| Problem statement |
Write each line exactly as it stands, from the line containing "What text is on this page?" through the end of the data.

| Records provided |

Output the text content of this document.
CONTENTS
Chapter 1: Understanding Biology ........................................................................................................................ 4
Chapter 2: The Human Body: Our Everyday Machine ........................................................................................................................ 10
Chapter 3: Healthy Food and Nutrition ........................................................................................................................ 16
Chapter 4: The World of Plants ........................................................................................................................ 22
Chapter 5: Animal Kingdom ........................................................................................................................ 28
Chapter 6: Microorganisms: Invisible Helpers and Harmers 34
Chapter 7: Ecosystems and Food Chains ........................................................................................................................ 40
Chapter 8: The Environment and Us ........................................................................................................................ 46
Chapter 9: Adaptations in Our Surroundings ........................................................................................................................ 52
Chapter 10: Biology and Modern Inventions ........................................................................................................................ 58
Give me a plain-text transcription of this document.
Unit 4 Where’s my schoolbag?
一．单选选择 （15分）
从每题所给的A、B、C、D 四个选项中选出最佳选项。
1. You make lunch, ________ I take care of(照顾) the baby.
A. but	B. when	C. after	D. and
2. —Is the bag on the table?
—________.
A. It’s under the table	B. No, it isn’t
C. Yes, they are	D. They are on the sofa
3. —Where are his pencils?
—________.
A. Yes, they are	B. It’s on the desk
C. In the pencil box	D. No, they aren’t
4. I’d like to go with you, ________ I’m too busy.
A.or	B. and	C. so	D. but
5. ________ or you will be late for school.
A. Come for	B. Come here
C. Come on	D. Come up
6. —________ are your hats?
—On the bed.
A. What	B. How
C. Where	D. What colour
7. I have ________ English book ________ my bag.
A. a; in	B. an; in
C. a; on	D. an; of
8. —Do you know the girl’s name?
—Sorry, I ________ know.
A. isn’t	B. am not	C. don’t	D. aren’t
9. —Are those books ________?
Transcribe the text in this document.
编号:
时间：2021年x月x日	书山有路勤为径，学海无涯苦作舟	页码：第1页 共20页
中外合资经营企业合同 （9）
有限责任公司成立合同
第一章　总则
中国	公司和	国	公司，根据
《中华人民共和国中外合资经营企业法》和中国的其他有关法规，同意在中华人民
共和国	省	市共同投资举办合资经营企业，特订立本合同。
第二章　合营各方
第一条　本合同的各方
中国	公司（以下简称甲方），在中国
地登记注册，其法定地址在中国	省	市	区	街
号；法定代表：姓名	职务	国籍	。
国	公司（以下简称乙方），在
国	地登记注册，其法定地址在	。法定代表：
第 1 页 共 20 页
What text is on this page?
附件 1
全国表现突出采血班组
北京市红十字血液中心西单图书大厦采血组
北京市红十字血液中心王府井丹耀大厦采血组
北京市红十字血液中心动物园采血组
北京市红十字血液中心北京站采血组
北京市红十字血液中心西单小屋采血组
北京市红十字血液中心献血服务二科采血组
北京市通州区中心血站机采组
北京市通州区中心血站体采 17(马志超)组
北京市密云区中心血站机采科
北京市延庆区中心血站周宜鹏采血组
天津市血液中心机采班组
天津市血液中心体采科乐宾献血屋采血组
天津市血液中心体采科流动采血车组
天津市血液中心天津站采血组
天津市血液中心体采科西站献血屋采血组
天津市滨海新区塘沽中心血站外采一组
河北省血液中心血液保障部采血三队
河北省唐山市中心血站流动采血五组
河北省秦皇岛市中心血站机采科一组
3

| Solution for this exercise |
What text is on this page?
附件 1
全国表现突出采血班组
北京市红十字血液中心西单图书大厦采血组
北京市红十字血液中心王府井丹耀大厦采血组
北京市红十字血液中心动物园采血组
北京市红十字血液中心北京站采血组
北京市红十字血液中心西单小屋采血组
北京市红十字血液中心献血服务二科采血组
北京市通州区中心血站机采组
北京市通州区中心血站体采 17(马志超)组
北京市密云区中心血站机采科
北京市延庆区中心血站周宜鹏采血组
天津市血液中心机采班组
天津市血液中心体采科乐宾献血屋采血组
天津市血液中心体采科流动采血车组
天津市血液中心天津站采血组
天津市血液中心体采科西站献血屋采血组
天津市滨海新区塘沽中心血站外采一组
河北省血液中心血液保障部采血三队
河北省唐山市中心血站流动采血五组
河北省秦皇岛市中心血站机采科一组
3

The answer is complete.